WHAT THE EXERCISE ASKS:
Give only the number of lines in these records that contain the word "text".

INPUT FOR THIS TASK:
--------------------------------

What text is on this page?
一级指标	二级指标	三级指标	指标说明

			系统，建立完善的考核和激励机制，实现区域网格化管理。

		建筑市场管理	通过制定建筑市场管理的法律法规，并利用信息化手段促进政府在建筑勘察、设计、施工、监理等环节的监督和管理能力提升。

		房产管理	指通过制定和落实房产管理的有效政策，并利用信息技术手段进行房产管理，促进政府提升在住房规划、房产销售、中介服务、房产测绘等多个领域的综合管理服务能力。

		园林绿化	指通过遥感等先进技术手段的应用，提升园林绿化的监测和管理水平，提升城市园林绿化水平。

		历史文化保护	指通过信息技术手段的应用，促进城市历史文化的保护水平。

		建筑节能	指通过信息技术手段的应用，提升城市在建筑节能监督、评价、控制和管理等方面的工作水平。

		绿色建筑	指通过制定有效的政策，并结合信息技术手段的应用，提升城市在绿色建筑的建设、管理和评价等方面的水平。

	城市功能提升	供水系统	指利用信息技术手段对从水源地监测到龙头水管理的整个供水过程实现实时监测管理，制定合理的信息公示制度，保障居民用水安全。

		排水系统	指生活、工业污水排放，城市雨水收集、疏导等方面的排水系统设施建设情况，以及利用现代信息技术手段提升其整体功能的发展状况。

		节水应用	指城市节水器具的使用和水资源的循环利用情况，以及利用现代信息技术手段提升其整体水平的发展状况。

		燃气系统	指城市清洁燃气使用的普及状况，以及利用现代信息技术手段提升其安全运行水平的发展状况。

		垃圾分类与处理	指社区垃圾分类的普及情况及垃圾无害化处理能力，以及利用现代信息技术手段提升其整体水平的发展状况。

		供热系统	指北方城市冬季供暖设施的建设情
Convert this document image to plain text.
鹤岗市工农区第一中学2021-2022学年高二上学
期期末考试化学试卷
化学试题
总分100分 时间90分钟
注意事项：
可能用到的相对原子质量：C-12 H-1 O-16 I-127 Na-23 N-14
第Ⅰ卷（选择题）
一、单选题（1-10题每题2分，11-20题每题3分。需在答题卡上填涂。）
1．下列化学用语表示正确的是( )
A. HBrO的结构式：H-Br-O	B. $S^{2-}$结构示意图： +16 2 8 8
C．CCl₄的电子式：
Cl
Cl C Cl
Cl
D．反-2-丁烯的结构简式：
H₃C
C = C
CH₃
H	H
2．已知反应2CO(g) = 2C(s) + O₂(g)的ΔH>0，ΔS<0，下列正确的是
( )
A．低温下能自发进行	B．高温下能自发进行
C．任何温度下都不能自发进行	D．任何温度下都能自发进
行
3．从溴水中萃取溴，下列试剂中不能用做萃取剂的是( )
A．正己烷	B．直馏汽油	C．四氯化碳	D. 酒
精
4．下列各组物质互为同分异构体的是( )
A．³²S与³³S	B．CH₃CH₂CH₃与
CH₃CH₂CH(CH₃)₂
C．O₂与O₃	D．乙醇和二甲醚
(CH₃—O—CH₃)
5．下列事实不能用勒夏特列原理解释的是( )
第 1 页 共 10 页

--------------------------------

CORRECT RESULT:
2